Extract every line of the items below and reproduce each one verbatim, without any changes.

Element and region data

----------------

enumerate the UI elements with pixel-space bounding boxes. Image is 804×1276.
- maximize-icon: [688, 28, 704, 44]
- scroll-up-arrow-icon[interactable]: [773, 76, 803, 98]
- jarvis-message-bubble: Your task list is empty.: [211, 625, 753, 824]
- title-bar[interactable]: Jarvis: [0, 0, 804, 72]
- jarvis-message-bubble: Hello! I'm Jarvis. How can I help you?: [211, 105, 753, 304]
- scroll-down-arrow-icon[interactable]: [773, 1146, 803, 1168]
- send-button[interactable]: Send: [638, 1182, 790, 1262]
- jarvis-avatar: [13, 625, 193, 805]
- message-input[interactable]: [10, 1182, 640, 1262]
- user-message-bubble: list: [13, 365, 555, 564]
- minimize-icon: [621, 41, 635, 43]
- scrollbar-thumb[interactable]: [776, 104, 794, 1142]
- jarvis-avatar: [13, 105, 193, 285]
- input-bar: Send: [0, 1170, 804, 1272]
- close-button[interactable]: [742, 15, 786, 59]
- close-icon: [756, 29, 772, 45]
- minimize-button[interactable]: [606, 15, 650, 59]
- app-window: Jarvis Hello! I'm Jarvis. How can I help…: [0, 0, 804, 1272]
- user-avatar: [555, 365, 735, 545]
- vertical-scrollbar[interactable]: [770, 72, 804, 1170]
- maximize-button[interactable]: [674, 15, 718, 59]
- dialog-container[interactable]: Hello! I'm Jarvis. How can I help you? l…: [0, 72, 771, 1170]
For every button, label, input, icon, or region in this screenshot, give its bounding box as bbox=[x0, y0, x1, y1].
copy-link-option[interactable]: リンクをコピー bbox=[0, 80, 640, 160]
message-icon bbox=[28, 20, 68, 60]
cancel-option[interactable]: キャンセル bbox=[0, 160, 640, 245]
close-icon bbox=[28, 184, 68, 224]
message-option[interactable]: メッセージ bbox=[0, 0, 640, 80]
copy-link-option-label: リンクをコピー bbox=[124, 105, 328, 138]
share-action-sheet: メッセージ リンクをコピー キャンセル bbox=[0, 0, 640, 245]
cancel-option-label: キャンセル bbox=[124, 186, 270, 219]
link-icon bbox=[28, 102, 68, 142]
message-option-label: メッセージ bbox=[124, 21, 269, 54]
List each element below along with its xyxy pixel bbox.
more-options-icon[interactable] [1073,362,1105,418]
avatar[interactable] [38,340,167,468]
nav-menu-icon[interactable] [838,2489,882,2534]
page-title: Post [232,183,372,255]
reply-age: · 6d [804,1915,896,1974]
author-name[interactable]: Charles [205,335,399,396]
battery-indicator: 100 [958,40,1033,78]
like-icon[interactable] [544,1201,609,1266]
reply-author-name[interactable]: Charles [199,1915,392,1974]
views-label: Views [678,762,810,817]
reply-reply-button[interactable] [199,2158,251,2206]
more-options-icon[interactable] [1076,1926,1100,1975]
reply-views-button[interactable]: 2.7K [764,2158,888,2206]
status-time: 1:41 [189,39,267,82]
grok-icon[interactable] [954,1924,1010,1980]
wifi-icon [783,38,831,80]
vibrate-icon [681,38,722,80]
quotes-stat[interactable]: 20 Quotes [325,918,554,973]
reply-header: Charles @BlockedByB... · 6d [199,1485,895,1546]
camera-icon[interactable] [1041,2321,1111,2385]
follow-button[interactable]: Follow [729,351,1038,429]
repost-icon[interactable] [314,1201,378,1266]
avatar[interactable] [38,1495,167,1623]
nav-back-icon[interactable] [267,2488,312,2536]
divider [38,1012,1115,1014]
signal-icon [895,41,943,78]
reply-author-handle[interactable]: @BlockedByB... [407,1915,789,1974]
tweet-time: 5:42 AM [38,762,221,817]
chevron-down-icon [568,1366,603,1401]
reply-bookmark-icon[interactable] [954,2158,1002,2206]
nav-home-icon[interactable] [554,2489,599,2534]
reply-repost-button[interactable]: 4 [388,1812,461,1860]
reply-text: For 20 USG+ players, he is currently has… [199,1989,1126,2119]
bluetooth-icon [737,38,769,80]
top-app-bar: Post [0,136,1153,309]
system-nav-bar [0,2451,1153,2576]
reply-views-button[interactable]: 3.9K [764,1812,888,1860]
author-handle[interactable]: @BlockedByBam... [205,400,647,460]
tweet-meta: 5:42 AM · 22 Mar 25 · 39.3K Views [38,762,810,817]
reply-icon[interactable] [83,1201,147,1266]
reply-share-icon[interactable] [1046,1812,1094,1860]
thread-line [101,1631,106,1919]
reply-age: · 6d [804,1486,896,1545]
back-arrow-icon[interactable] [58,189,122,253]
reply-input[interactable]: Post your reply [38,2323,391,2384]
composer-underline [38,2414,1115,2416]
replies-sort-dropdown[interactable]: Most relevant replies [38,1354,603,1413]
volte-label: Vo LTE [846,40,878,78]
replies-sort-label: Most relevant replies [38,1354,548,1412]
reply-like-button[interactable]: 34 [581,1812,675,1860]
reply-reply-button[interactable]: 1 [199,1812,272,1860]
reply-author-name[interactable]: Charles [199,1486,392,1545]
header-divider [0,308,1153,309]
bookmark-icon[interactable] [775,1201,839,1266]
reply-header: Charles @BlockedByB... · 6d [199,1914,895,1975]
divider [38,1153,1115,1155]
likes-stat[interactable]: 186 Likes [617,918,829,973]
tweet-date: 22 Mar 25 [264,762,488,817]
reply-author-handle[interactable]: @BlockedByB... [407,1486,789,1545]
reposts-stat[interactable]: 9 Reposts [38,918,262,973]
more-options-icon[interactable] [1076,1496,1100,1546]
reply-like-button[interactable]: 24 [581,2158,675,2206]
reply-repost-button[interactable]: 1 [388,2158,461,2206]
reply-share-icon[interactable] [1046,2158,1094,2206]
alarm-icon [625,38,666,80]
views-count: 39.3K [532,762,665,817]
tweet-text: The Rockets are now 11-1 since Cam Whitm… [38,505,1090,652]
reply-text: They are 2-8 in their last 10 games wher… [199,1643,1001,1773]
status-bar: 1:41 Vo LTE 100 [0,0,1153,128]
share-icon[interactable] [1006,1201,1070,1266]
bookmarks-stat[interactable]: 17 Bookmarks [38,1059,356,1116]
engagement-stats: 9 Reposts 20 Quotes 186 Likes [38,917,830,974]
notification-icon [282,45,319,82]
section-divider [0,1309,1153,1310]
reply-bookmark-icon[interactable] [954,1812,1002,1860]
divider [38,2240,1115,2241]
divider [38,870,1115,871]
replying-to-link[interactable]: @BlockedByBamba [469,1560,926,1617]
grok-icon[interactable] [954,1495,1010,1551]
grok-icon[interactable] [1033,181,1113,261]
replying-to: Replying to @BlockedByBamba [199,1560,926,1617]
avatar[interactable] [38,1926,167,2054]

----------------

- _Task output_:
enumerate the UI elements with pixel-space bounding boxes. Image is 804×1276.
- maximize-icon: [688, 28, 704, 44]
- scroll-up-arrow-icon[interactable]: [773, 76, 803, 98]
- jarvis-message-bubble: Your task list is empty.: [211, 625, 753, 824]
- title-bar[interactable]: Jarvis: [0, 0, 804, 72]
- jarvis-message-bubble: Hello! I'm Jarvis. How can I help you?: [211, 105, 753, 304]
- scroll-down-arrow-icon[interactable]: [773, 1146, 803, 1168]
- send-button[interactable]: Send: [638, 1182, 790, 1262]
- jarvis-avatar: [13, 625, 193, 805]
- message-input[interactable]: [10, 1182, 640, 1262]
- user-message-bubble: list: [13, 365, 555, 564]
- minimize-icon: [621, 41, 635, 43]
- scrollbar-thumb[interactable]: [776, 104, 794, 1142]
- jarvis-avatar: [13, 105, 193, 285]
- input-bar: Send: [0, 1170, 804, 1272]
- close-button[interactable]: [742, 15, 786, 59]
- close-icon: [756, 29, 772, 45]
- minimize-button[interactable]: [606, 15, 650, 59]
- app-window: Jarvis Hello! I'm Jarvis. How can I help…: [0, 0, 804, 1272]
- user-avatar: [555, 365, 735, 545]
- vertical-scrollbar[interactable]: [770, 72, 804, 1170]
- maximize-button[interactable]: [674, 15, 718, 59]
- dialog-container[interactable]: Hello! I'm Jarvis. How can I help you? l…: [0, 72, 771, 1170]
For every button, label, input, icon, or region in this screenshot, give its bounding box as bbox=[x0, y0, x1, y1].
copy-link-option[interactable]: リンクをコピー bbox=[0, 80, 640, 160]
message-icon bbox=[28, 20, 68, 60]
cancel-option[interactable]: キャンセル bbox=[0, 160, 640, 245]
close-icon bbox=[28, 184, 68, 224]
message-option[interactable]: メッセージ bbox=[0, 0, 640, 80]
copy-link-option-label: リンクをコピー bbox=[124, 105, 328, 138]
share-action-sheet: メッセージ リンクをコピー キャンセル bbox=[0, 0, 640, 245]
cancel-option-label: キャンセル bbox=[124, 186, 270, 219]
link-icon bbox=[28, 102, 68, 142]
message-option-label: メッセージ bbox=[124, 21, 269, 54]
List each element below along with its xyxy pixel bbox.
more-options-icon[interactable] [1073,362,1105,418]
avatar[interactable] [38,340,167,468]
nav-menu-icon[interactable] [838,2489,882,2534]
page-title: Post [232,183,372,255]
reply-age: · 6d [804,1915,896,1974]
author-name[interactable]: Charles [205,335,399,396]
battery-indicator: 100 [958,40,1033,78]
like-icon[interactable] [544,1201,609,1266]
reply-author-name[interactable]: Charles [199,1915,392,1974]
views-label: Views [678,762,810,817]
reply-reply-button[interactable] [199,2158,251,2206]
more-options-icon[interactable] [1076,1926,1100,1975]
reply-views-button[interactable]: 2.7K [764,2158,888,2206]
status-time: 1:41 [189,39,267,82]
grok-icon[interactable] [954,1924,1010,1980]
wifi-icon [783,38,831,80]
vibrate-icon [681,38,722,80]
quotes-stat[interactable]: 20 Quotes [325,918,554,973]
reply-header: Charles @BlockedByB... · 6d [199,1485,895,1546]
camera-icon[interactable] [1041,2321,1111,2385]
follow-button[interactable]: Follow [729,351,1038,429]
repost-icon[interactable] [314,1201,378,1266]
avatar[interactable] [38,1495,167,1623]
nav-back-icon[interactable] [267,2488,312,2536]
divider [38,1012,1115,1014]
signal-icon [895,41,943,78]
reply-author-handle[interactable]: @BlockedByB... [407,1915,789,1974]
tweet-time: 5:42 AM [38,762,221,817]
chevron-down-icon [568,1366,603,1401]
reply-bookmark-icon[interactable] [954,2158,1002,2206]
nav-home-icon[interactable] [554,2489,599,2534]
reply-repost-button[interactable]: 4 [388,1812,461,1860]
reply-text: For 20 USG+ players, he is currently has… [199,1989,1126,2119]
bluetooth-icon [737,38,769,80]
top-app-bar: Post [0,136,1153,309]
system-nav-bar [0,2451,1153,2576]
reply-views-button[interactable]: 3.9K [764,1812,888,1860]
author-handle[interactable]: @BlockedByBam... [205,400,647,460]
tweet-meta: 5:42 AM · 22 Mar 25 · 39.3K Views [38,762,810,817]
reply-icon[interactable] [83,1201,147,1266]
reply-share-icon[interactable] [1046,1812,1094,1860]
thread-line [101,1631,106,1919]
reply-age: · 6d [804,1486,896,1545]
back-arrow-icon[interactable] [58,189,122,253]
reply-input[interactable]: Post your reply [38,2323,391,2384]
composer-underline [38,2414,1115,2416]
replies-sort-dropdown[interactable]: Most relevant replies [38,1354,603,1413]
volte-label: Vo LTE [846,40,878,78]
replies-sort-label: Most relevant replies [38,1354,548,1412]
reply-like-button[interactable]: 34 [581,1812,675,1860]
reply-reply-button[interactable]: 1 [199,1812,272,1860]
reply-author-name[interactable]: Charles [199,1486,392,1545]
header-divider [0,308,1153,309]
bookmark-icon[interactable] [775,1201,839,1266]
reply-header: Charles @BlockedByB... · 6d [199,1914,895,1975]
divider [38,1153,1115,1155]
likes-stat[interactable]: 186 Likes [617,918,829,973]
tweet-date: 22 Mar 25 [264,762,488,817]
reply-author-handle[interactable]: @BlockedByB... [407,1486,789,1545]
reposts-stat[interactable]: 9 Reposts [38,918,262,973]
more-options-icon[interactable] [1076,1496,1100,1546]
reply-like-button[interactable]: 24 [581,2158,675,2206]
reply-repost-button[interactable]: 1 [388,2158,461,2206]
reply-share-icon[interactable] [1046,2158,1094,2206]
alarm-icon [625,38,666,80]
views-count: 39.3K [532,762,665,817]
tweet-text: The Rockets are now 11-1 since Cam Whitm… [38,505,1090,652]
reply-text: They are 2-8 in their last 10 games wher… [199,1643,1001,1773]
status-bar: 1:41 Vo LTE 100 [0,0,1153,128]
share-icon[interactable] [1006,1201,1070,1266]
bookmarks-stat[interactable]: 17 Bookmarks [38,1059,356,1116]
engagement-stats: 9 Reposts 20 Quotes 186 Likes [38,917,830,974]
notification-icon [282,45,319,82]
section-divider [0,1309,1153,1310]
reply-bookmark-icon[interactable] [954,1812,1002,1860]
divider [38,2240,1115,2241]
divider [38,870,1115,871]
replying-to-link[interactable]: @BlockedByBamba [469,1560,926,1617]
grok-icon[interactable] [954,1495,1010,1551]
grok-icon[interactable] [1033,181,1113,261]
replying-to: Replying to @BlockedByBamba [199,1560,926,1617]
avatar[interactable] [38,1926,167,2054]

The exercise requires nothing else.